## EXERCISE:
Keep the pictures out and restate every record exactly.

━━━━━ MATERIAL PROVIDED ━━━━━

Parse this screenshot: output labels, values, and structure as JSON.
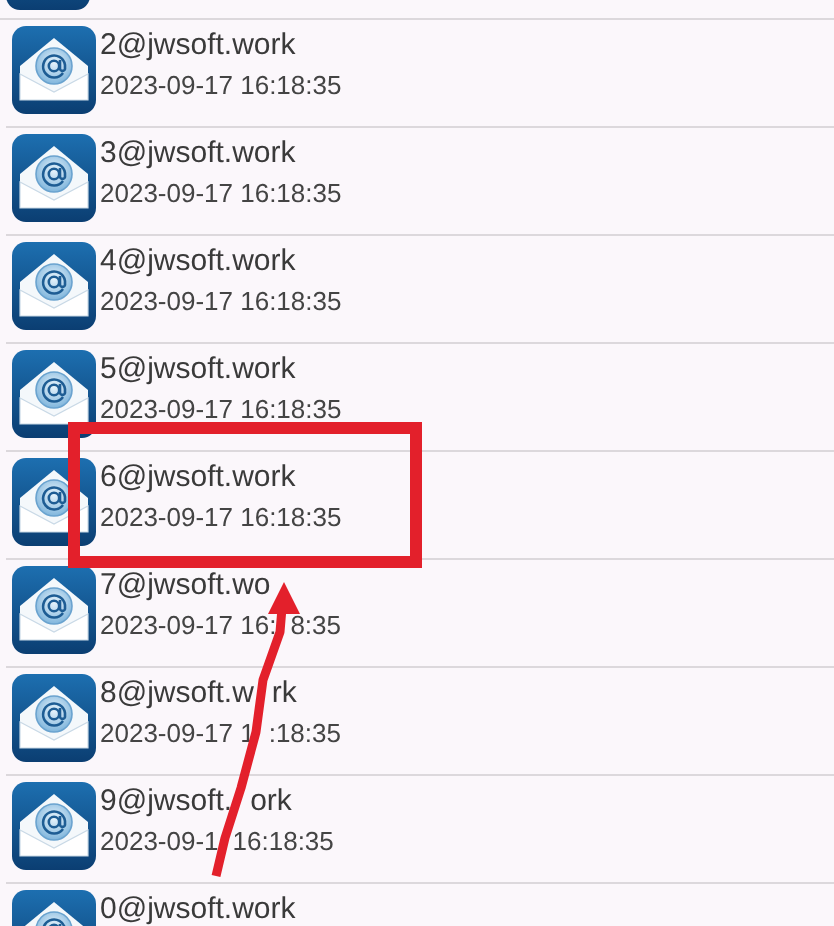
{
  "emails": [
    {
      "address": "2@jwsoft.work",
      "date": "2023-09-17 16:18:35"
    },
    {
      "address": "3@jwsoft.work",
      "date": "2023-09-17 16:18:35"
    },
    {
      "address": "4@jwsoft.work",
      "date": "2023-09-17 16:18:35"
    },
    {
      "address": "5@jwsoft.work",
      "date": "2023-09-17 16:18:35"
    },
    {
      "address": "6@jwsoft.work",
      "date": "2023-09-17 16:18:35"
    },
    {
      "address": "7@jwsoft.wo",
      "date": [
        "2023-09-17 16:",
        "8:35"
      ]
    },
    {
      "address": [
        "8@jwsoft.w",
        "rk"
      ],
      "date": [
        "2023-09-17 1",
        ":18:35"
      ]
    },
    {
      "address": [
        "9@jwsoft.",
        "ork"
      ],
      "date": [
        "2023-09-1",
        "16:18:35"
      ]
    },
    {
      "address": "0@jwsoft.work"
    }
  ]
}
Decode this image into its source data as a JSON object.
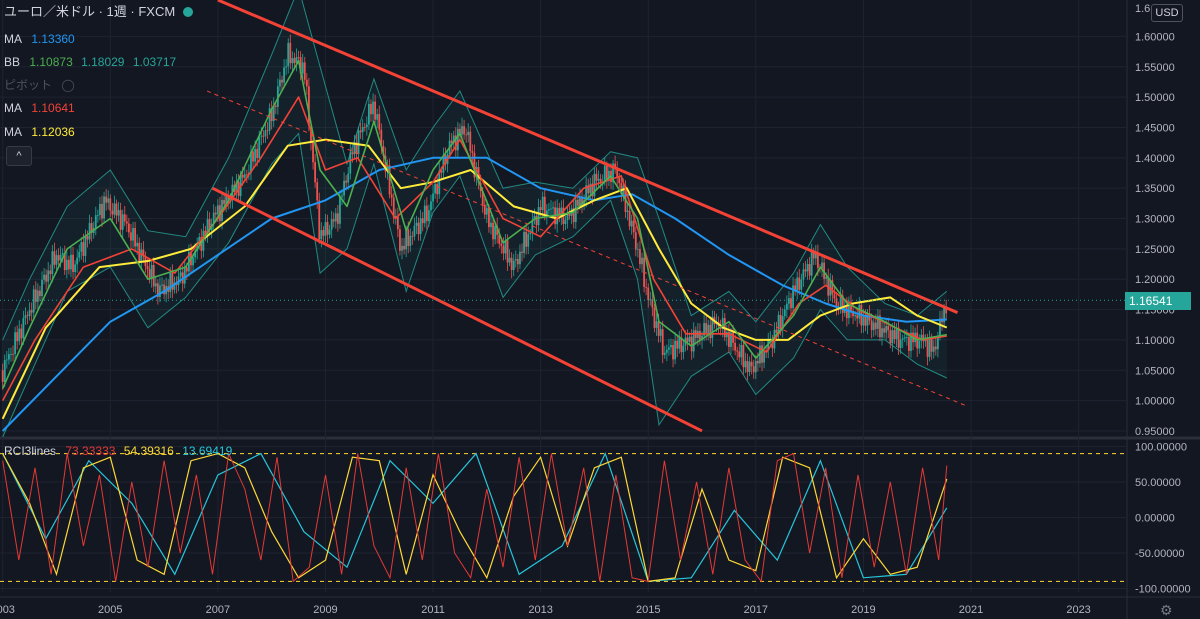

━━━━━

## THE OUTPUT:
Parse this screenshot: output labels, values, and structure as JSON.
{
  "emails": [
    {
      "address": "2@jwsoft.work",
      "date": "2023-09-17 16:18:35"
    },
    {
      "address": "3@jwsoft.work",
      "date": "2023-09-17 16:18:35"
    },
    {
      "address": "4@jwsoft.work",
      "date": "2023-09-17 16:18:35"
    },
    {
      "address": "5@jwsoft.work",
      "date": "2023-09-17 16:18:35"
    },
    {
      "address": "6@jwsoft.work",
      "date": "2023-09-17 16:18:35"
    },
    {
      "address": "7@jwsoft.wo",
      "date": [
        "2023-09-17 16:",
        "8:35"
      ]
    },
    {
      "address": [
        "8@jwsoft.w",
        "rk"
      ],
      "date": [
        "2023-09-17 1",
        ":18:35"
      ]
    },
    {
      "address": [
        "9@jwsoft.",
        "ork"
      ],
      "date": [
        "2023-09-1",
        "16:18:35"
      ]
    },
    {
      "address": "0@jwsoft.work"
    }
  ]
}
Decode this image into its source data as a JSON object.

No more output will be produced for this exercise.